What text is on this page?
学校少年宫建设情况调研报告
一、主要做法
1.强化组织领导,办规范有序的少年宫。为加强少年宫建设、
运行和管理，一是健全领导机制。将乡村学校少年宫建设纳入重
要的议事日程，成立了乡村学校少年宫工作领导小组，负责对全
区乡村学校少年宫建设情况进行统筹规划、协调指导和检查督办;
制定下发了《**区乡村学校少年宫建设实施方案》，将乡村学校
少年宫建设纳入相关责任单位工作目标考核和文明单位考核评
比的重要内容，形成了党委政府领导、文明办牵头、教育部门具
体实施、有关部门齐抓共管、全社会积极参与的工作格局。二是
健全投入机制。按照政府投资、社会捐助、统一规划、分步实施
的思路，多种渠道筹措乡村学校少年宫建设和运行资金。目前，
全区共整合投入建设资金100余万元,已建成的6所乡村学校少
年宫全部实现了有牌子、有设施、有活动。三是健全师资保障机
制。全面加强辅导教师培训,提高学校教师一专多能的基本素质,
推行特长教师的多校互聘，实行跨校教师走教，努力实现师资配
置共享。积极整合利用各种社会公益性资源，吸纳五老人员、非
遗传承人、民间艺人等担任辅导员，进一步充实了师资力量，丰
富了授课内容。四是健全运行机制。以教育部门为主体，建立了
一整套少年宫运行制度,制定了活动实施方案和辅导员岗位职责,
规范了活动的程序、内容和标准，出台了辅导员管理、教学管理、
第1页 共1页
◇ ◇ ◇
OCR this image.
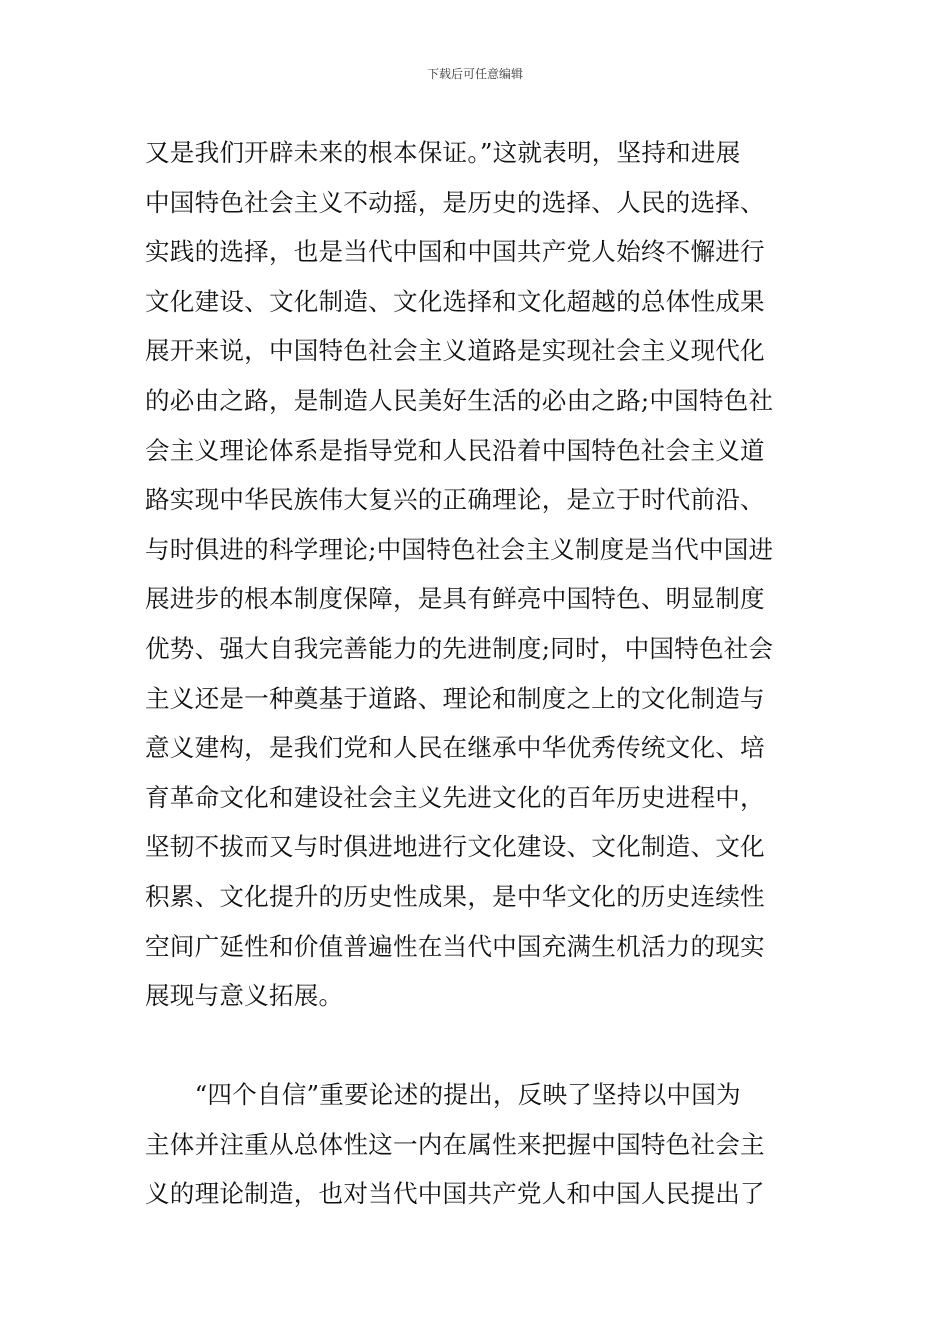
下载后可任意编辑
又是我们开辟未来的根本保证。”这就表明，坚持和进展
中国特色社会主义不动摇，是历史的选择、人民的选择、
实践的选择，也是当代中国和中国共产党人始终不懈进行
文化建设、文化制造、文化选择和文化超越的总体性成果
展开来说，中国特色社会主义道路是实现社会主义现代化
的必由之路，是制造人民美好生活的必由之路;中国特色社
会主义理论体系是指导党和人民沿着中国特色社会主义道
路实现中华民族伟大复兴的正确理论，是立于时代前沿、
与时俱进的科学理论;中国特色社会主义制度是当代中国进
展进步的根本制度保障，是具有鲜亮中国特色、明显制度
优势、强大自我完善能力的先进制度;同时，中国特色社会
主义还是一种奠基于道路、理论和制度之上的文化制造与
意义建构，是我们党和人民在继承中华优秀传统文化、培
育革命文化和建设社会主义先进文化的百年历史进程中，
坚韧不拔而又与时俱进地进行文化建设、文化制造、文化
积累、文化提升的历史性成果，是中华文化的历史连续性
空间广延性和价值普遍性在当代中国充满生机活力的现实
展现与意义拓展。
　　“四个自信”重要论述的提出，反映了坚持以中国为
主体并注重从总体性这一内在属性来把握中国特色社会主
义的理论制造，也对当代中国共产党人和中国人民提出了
◇ ◇ ◇
From the entries above, return each line with the word "this" in it.

> _THE RESPONSE_:
What text is on this page?
OCR this image.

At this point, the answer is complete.